State how many rows below contain the word "index". Give only the number.
• • • • •
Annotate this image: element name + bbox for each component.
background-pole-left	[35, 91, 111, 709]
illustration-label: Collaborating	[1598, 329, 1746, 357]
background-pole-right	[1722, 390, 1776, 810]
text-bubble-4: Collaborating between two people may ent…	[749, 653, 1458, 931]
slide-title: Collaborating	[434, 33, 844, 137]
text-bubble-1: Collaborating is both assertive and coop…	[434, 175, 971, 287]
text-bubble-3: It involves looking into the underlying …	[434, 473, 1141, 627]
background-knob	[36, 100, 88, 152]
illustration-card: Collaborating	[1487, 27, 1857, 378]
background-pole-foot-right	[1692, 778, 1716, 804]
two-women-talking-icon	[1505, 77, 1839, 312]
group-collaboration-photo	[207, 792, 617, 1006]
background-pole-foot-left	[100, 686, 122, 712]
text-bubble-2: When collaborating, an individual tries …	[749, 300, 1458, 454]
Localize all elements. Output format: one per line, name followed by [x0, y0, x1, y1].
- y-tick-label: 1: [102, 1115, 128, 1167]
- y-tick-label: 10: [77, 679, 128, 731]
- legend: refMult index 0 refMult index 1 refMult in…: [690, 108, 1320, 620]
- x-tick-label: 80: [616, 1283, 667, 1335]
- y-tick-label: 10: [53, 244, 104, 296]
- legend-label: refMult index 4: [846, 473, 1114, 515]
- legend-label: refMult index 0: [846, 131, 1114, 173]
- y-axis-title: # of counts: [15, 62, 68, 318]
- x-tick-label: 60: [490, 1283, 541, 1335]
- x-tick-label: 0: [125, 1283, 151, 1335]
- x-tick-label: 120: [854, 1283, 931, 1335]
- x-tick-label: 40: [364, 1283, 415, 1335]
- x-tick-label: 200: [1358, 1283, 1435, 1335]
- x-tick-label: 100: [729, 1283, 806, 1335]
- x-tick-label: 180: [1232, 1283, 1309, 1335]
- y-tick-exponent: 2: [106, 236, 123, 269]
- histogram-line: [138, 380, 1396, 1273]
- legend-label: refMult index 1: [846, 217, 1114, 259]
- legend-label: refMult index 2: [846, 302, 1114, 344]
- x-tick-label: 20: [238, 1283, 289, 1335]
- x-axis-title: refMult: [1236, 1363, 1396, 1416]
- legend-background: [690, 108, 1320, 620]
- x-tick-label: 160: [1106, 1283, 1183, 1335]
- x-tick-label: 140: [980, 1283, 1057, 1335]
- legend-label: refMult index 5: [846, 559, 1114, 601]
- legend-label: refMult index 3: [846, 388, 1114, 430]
• • • • •
▸ **The reply**
7